Omit every picture while repeating the entries exactly.
[start RECORDS FOR THIS EXERCISE]
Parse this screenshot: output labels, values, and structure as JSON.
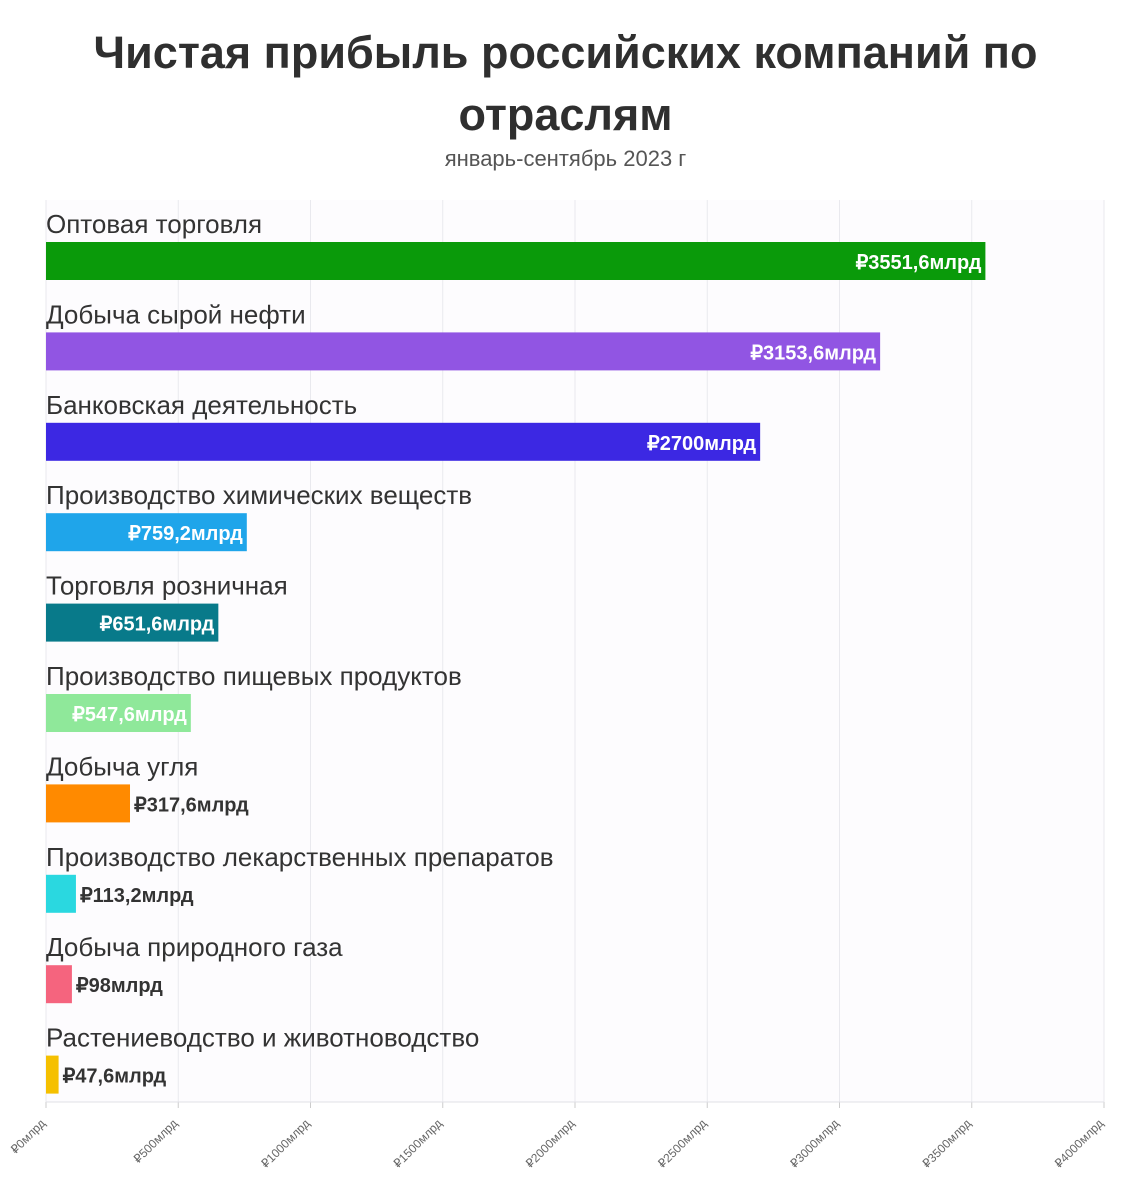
{
  "title": "Чистая прибыль российских компаний по отраслям",
  "subtitle": "январь-сентябрь 2023 г",
  "chart_data": {
    "type": "bar",
    "orientation": "horizontal",
    "xlim": [
      0,
      4000
    ],
    "xticks": [
      "₽0млрд",
      "₽500млрд",
      "₽1000млрд",
      "₽1500млрд",
      "₽2000млрд",
      "₽2500млрд",
      "₽3000млрд",
      "₽3500млрд",
      "₽4000млрд"
    ],
    "grid": true,
    "categories": [
      "Оптовая торговля",
      "Добыча сырой нефти",
      "Банковская деятельность",
      "Производство химических веществ",
      "Торговля розничная",
      "Производство пищевых продуктов",
      "Добыча угля",
      "Производство лекарственных препаратов",
      "Добыча природного газа",
      "Растениеводство и животноводство"
    ],
    "values": [
      3551.6,
      3153.6,
      2700,
      759.2,
      651.6,
      547.6,
      317.6,
      113.2,
      98,
      47.6
    ],
    "value_labels": [
      "₽3551,6млрд",
      "₽3153,6млрд",
      "₽2700млрд",
      "₽759,2млрд",
      "₽651,6млрд",
      "₽547,6млрд",
      "₽317,6млрд",
      "₽113,2млрд",
      "₽98млрд",
      "₽47,6млрд"
    ],
    "colors": [
      "#0a9a0a",
      "#9155e3",
      "#3c28e3",
      "#1fa5ea",
      "#087a8a",
      "#8fe89a",
      "#ff8a00",
      "#2ad8e0",
      "#f5647e",
      "#f5c000"
    ]
  }
}
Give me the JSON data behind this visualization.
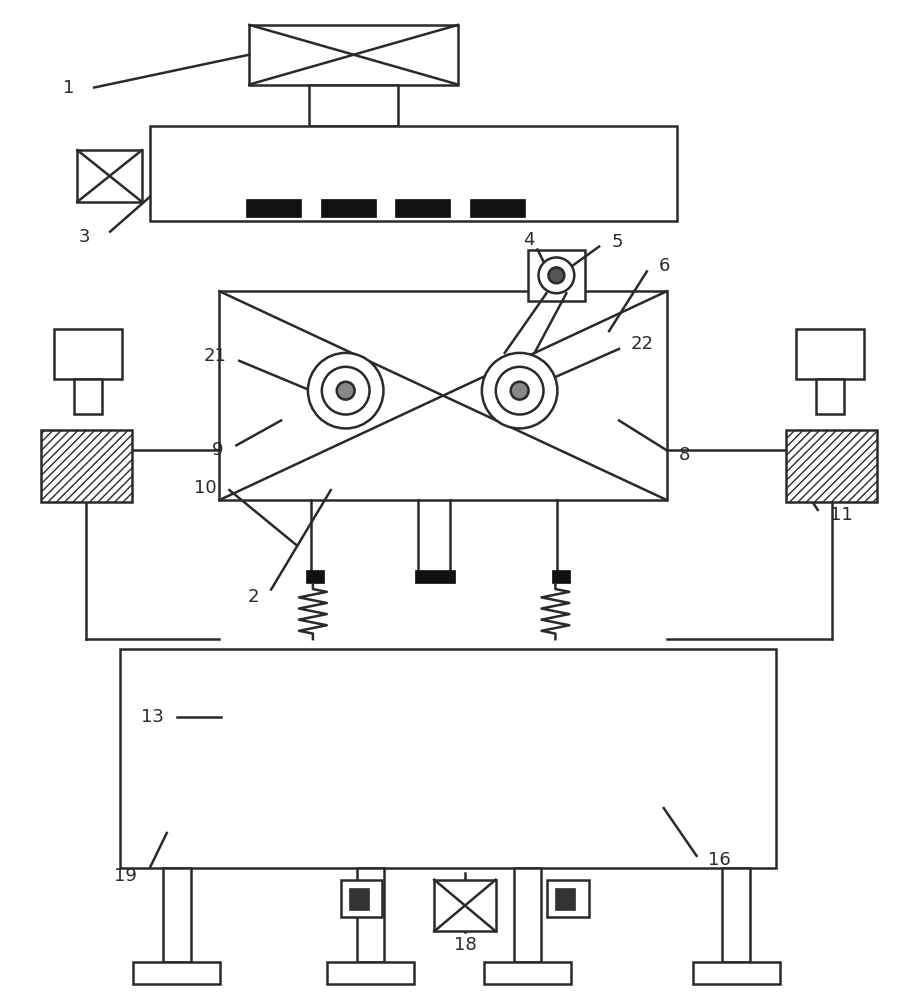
{
  "bg_color": "#ffffff",
  "line_color": "#2a2a2a",
  "dark_fill": "#111111",
  "label_color": "#2a2a2a",
  "fig_width": 9.18,
  "fig_height": 10.0
}
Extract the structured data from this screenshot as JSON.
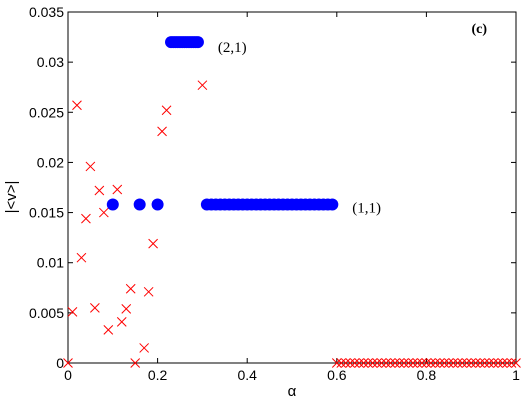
{
  "chart_data": {
    "type": "scatter",
    "xlabel": "α",
    "ylabel": "|<v>|",
    "xlim": [
      0,
      1
    ],
    "ylim": [
      0,
      0.035
    ],
    "xticks": [
      "0",
      "0.2",
      "0.4",
      "0.6",
      "0.8",
      "1"
    ],
    "xtick_values": [
      0,
      0.2,
      0.4,
      0.6,
      0.8,
      1
    ],
    "yticks": [
      "0",
      "0.005",
      "0.01",
      "0.015",
      "0.02",
      "0.025",
      "0.03",
      "0.035"
    ],
    "ytick_values": [
      0,
      0.005,
      0.01,
      0.015,
      0.02,
      0.025,
      0.03,
      0.035
    ],
    "grid": false,
    "panel_label": "(c)",
    "annotations": [
      {
        "text": "(2,1)",
        "x": 0.33,
        "y": 0.0318
      },
      {
        "text": "(1,1)",
        "x": 0.63,
        "y": 0.0158
      }
    ],
    "series": [
      {
        "marker": "x",
        "color": "#ff0000",
        "points": [
          [
            0.0,
            0.0
          ],
          [
            0.01,
            0.0051
          ],
          [
            0.02,
            0.0257
          ],
          [
            0.03,
            0.0105
          ],
          [
            0.04,
            0.0144
          ],
          [
            0.05,
            0.0196
          ],
          [
            0.06,
            0.0055
          ],
          [
            0.07,
            0.0172
          ],
          [
            0.08,
            0.015
          ],
          [
            0.09,
            0.0033
          ],
          [
            0.11,
            0.0173
          ],
          [
            0.12,
            0.0041
          ],
          [
            0.13,
            0.0054
          ],
          [
            0.14,
            0.0074
          ],
          [
            0.15,
            0.0
          ],
          [
            0.17,
            0.0015
          ],
          [
            0.18,
            0.0071
          ],
          [
            0.19,
            0.0119
          ],
          [
            0.21,
            0.0231
          ],
          [
            0.22,
            0.0252
          ],
          [
            0.3,
            0.0277
          ],
          [
            0.6,
            0.0
          ],
          [
            0.61,
            0.0
          ],
          [
            0.62,
            0.0
          ],
          [
            0.63,
            0.0
          ],
          [
            0.64,
            0.0
          ],
          [
            0.65,
            0.0
          ],
          [
            0.66,
            0.0
          ],
          [
            0.67,
            0.0
          ],
          [
            0.68,
            0.0
          ],
          [
            0.69,
            0.0
          ],
          [
            0.7,
            0.0
          ],
          [
            0.71,
            0.0
          ],
          [
            0.72,
            0.0
          ],
          [
            0.73,
            0.0
          ],
          [
            0.74,
            0.0
          ],
          [
            0.75,
            0.0
          ],
          [
            0.76,
            0.0
          ],
          [
            0.77,
            0.0
          ],
          [
            0.78,
            0.0
          ],
          [
            0.79,
            0.0
          ],
          [
            0.8,
            0.0
          ],
          [
            0.81,
            0.0
          ],
          [
            0.82,
            0.0
          ],
          [
            0.83,
            0.0
          ],
          [
            0.84,
            0.0
          ],
          [
            0.85,
            0.0
          ],
          [
            0.86,
            0.0
          ],
          [
            0.87,
            0.0
          ],
          [
            0.88,
            0.0
          ],
          [
            0.89,
            0.0
          ],
          [
            0.9,
            0.0
          ],
          [
            0.91,
            0.0
          ],
          [
            0.92,
            0.0
          ],
          [
            0.93,
            0.0
          ],
          [
            0.94,
            0.0
          ],
          [
            0.95,
            0.0
          ],
          [
            0.96,
            0.0
          ],
          [
            0.97,
            0.0
          ],
          [
            0.98,
            0.0
          ],
          [
            0.99,
            0.0
          ],
          [
            1.0,
            0.0
          ]
        ]
      },
      {
        "marker": "filled-circle",
        "color": "#0000ff",
        "points": [
          [
            0.23,
            0.032
          ],
          [
            0.235,
            0.032
          ],
          [
            0.24,
            0.032
          ],
          [
            0.245,
            0.032
          ],
          [
            0.25,
            0.032
          ],
          [
            0.255,
            0.032
          ],
          [
            0.26,
            0.032
          ],
          [
            0.265,
            0.032
          ],
          [
            0.27,
            0.032
          ],
          [
            0.275,
            0.032
          ],
          [
            0.28,
            0.032
          ],
          [
            0.285,
            0.032
          ],
          [
            0.29,
            0.032
          ],
          [
            0.1,
            0.0158
          ],
          [
            0.16,
            0.0158
          ],
          [
            0.2,
            0.0158
          ],
          [
            0.31,
            0.0158
          ],
          [
            0.32,
            0.0158
          ],
          [
            0.33,
            0.0158
          ],
          [
            0.34,
            0.0158
          ],
          [
            0.35,
            0.0158
          ],
          [
            0.36,
            0.0158
          ],
          [
            0.37,
            0.0158
          ],
          [
            0.38,
            0.0158
          ],
          [
            0.39,
            0.0158
          ],
          [
            0.4,
            0.0158
          ],
          [
            0.41,
            0.0158
          ],
          [
            0.42,
            0.0158
          ],
          [
            0.43,
            0.0158
          ],
          [
            0.44,
            0.0158
          ],
          [
            0.45,
            0.0158
          ],
          [
            0.46,
            0.0158
          ],
          [
            0.47,
            0.0158
          ],
          [
            0.48,
            0.0158
          ],
          [
            0.49,
            0.0158
          ],
          [
            0.5,
            0.0158
          ],
          [
            0.51,
            0.0158
          ],
          [
            0.52,
            0.0158
          ],
          [
            0.53,
            0.0158
          ],
          [
            0.54,
            0.0158
          ],
          [
            0.55,
            0.0158
          ],
          [
            0.56,
            0.0158
          ],
          [
            0.57,
            0.0158
          ],
          [
            0.58,
            0.0158
          ],
          [
            0.59,
            0.0158
          ]
        ]
      }
    ]
  }
}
[end RECORDS FOR THIS EXERCISE]
**ANSWER TO THIS EXERCISE:**
Parse this screenshot: output labels, values, and structure as JSON.
{
  "title": "Чистая прибыль российских компаний по отраслям",
  "subtitle": "январь-сентябрь 2023 г",
  "chart_data": {
    "type": "bar",
    "orientation": "horizontal",
    "xlim": [
      0,
      4000
    ],
    "xticks": [
      "₽0млрд",
      "₽500млрд",
      "₽1000млрд",
      "₽1500млрд",
      "₽2000млрд",
      "₽2500млрд",
      "₽3000млрд",
      "₽3500млрд",
      "₽4000млрд"
    ],
    "grid": true,
    "categories": [
      "Оптовая торговля",
      "Добыча сырой нефти",
      "Банковская деятельность",
      "Производство химических веществ",
      "Торговля розничная",
      "Производство пищевых продуктов",
      "Добыча угля",
      "Производство лекарственных препаратов",
      "Добыча природного газа",
      "Растениеводство и животноводство"
    ],
    "values": [
      3551.6,
      3153.6,
      2700,
      759.2,
      651.6,
      547.6,
      317.6,
      113.2,
      98,
      47.6
    ],
    "value_labels": [
      "₽3551,6млрд",
      "₽3153,6млрд",
      "₽2700млрд",
      "₽759,2млрд",
      "₽651,6млрд",
      "₽547,6млрд",
      "₽317,6млрд",
      "₽113,2млрд",
      "₽98млрд",
      "₽47,6млрд"
    ],
    "colors": [
      "#0a9a0a",
      "#9155e3",
      "#3c28e3",
      "#1fa5ea",
      "#087a8a",
      "#8fe89a",
      "#ff8a00",
      "#2ad8e0",
      "#f5647e",
      "#f5c000"
    ]
  }
}
Give me the JSON data behind this visualization.
{
  "bg_color": "#ffffff",
  "line_color": "#2a2a2a",
  "dark_fill": "#111111",
  "label_color": "#2a2a2a",
  "fig_width": 9.18,
  "fig_height": 10.0
}
Extract the structured data from this screenshot as JSON.
{
  "chart_data": {
    "type": "scatter",
    "xlabel": "α",
    "ylabel": "|<v>|",
    "xlim": [
      0,
      1
    ],
    "ylim": [
      0,
      0.035
    ],
    "xticks": [
      "0",
      "0.2",
      "0.4",
      "0.6",
      "0.8",
      "1"
    ],
    "xtick_values": [
      0,
      0.2,
      0.4,
      0.6,
      0.8,
      1
    ],
    "yticks": [
      "0",
      "0.005",
      "0.01",
      "0.015",
      "0.02",
      "0.025",
      "0.03",
      "0.035"
    ],
    "ytick_values": [
      0,
      0.005,
      0.01,
      0.015,
      0.02,
      0.025,
      0.03,
      0.035
    ],
    "grid": false,
    "panel_label": "(c)",
    "annotations": [
      {
        "text": "(2,1)",
        "x": 0.33,
        "y": 0.0318
      },
      {
        "text": "(1,1)",
        "x": 0.63,
        "y": 0.0158
      }
    ],
    "series": [
      {
        "marker": "x",
        "color": "#ff0000",
        "points": [
          [
            0.0,
            0.0
          ],
          [
            0.01,
            0.0051
          ],
          [
            0.02,
            0.0257
          ],
          [
            0.03,
            0.0105
          ],
          [
            0.04,
            0.0144
          ],
          [
            0.05,
            0.0196
          ],
          [
            0.06,
            0.0055
          ],
          [
            0.07,
            0.0172
          ],
          [
            0.08,
            0.015
          ],
          [
            0.09,
            0.0033
          ],
          [
            0.11,
            0.0173
          ],
          [
            0.12,
            0.0041
          ],
          [
            0.13,
            0.0054
          ],
          [
            0.14,
            0.0074
          ],
          [
            0.15,
            0.0
          ],
          [
            0.17,
            0.0015
          ],
          [
            0.18,
            0.0071
          ],
          [
            0.19,
            0.0119
          ],
          [
            0.21,
            0.0231
          ],
          [
            0.22,
            0.0252
          ],
          [
            0.3,
            0.0277
          ],
          [
            0.6,
            0.0
          ],
          [
            0.61,
            0.0
          ],
          [
            0.62,
            0.0
          ],
          [
            0.63,
            0.0
          ],
          [
            0.64,
            0.0
          ],
          [
            0.65,
            0.0
          ],
          [
            0.66,
            0.0
          ],
          [
            0.67,
            0.0
          ],
          [
            0.68,
            0.0
          ],
          [
            0.69,
            0.0
          ],
          [
            0.7,
            0.0
          ],
          [
            0.71,
            0.0
          ],
          [
            0.72,
            0.0
          ],
          [
            0.73,
            0.0
          ],
          [
            0.74,
            0.0
          ],
          [
            0.75,
            0.0
          ],
          [
            0.76,
            0.0
          ],
          [
            0.77,
            0.0
          ],
          [
            0.78,
            0.0
          ],
          [
            0.79,
            0.0
          ],
          [
            0.8,
            0.0
          ],
          [
            0.81,
            0.0
          ],
          [
            0.82,
            0.0
          ],
          [
            0.83,
            0.0
          ],
          [
            0.84,
            0.0
          ],
          [
            0.85,
            0.0
          ],
          [
            0.86,
            0.0
          ],
          [
            0.87,
            0.0
          ],
          [
            0.88,
            0.0
          ],
          [
            0.89,
            0.0
          ],
          [
            0.9,
            0.0
          ],
          [
            0.91,
            0.0
          ],
          [
            0.92,
            0.0
          ],
          [
            0.93,
            0.0
          ],
          [
            0.94,
            0.0
          ],
          [
            0.95,
            0.0
          ],
          [
            0.96,
            0.0
          ],
          [
            0.97,
            0.0
          ],
          [
            0.98,
            0.0
          ],
          [
            0.99,
            0.0
          ],
          [
            1.0,
            0.0
          ]
        ]
      },
      {
        "marker": "filled-circle",
        "color": "#0000ff",
        "points": [
          [
            0.23,
            0.032
          ],
          [
            0.235,
            0.032
          ],
          [
            0.24,
            0.032
          ],
          [
            0.245,
            0.032
          ],
          [
            0.25,
            0.032
          ],
          [
            0.255,
            0.032
          ],
          [
            0.26,
            0.032
          ],
          [
            0.265,
            0.032
          ],
          [
            0.27,
            0.032
          ],
          [
            0.275,
            0.032
          ],
          [
            0.28,
            0.032
          ],
          [
            0.285,
            0.032
          ],
          [
            0.29,
            0.032
          ],
          [
            0.1,
            0.0158
          ],
          [
            0.16,
            0.0158
          ],
          [
            0.2,
            0.0158
          ],
          [
            0.31,
            0.0158
          ],
          [
            0.32,
            0.0158
          ],
          [
            0.33,
            0.0158
          ],
          [
            0.34,
            0.0158
          ],
          [
            0.35,
            0.0158
          ],
          [
            0.36,
            0.0158
          ],
          [
            0.37,
            0.0158
          ],
          [
            0.38,
            0.0158
          ],
          [
            0.39,
            0.0158
          ],
          [
            0.4,
            0.0158
          ],
          [
            0.41,
            0.0158
          ],
          [
            0.42,
            0.0158
          ],
          [
            0.43,
            0.0158
          ],
          [
            0.44,
            0.0158
          ],
          [
            0.45,
            0.0158
          ],
          [
            0.46,
            0.0158
          ],
          [
            0.47,
            0.0158
          ],
          [
            0.48,
            0.0158
          ],
          [
            0.49,
            0.0158
          ],
          [
            0.5,
            0.0158
          ],
          [
            0.51,
            0.0158
          ],
          [
            0.52,
            0.0158
          ],
          [
            0.53,
            0.0158
          ],
          [
            0.54,
            0.0158
          ],
          [
            0.55,
            0.0158
          ],
          [
            0.56,
            0.0158
          ],
          [
            0.57,
            0.0158
          ],
          [
            0.58,
            0.0158
          ],
          [
            0.59,
            0.0158
          ]
        ]
      }
    ]
  }
}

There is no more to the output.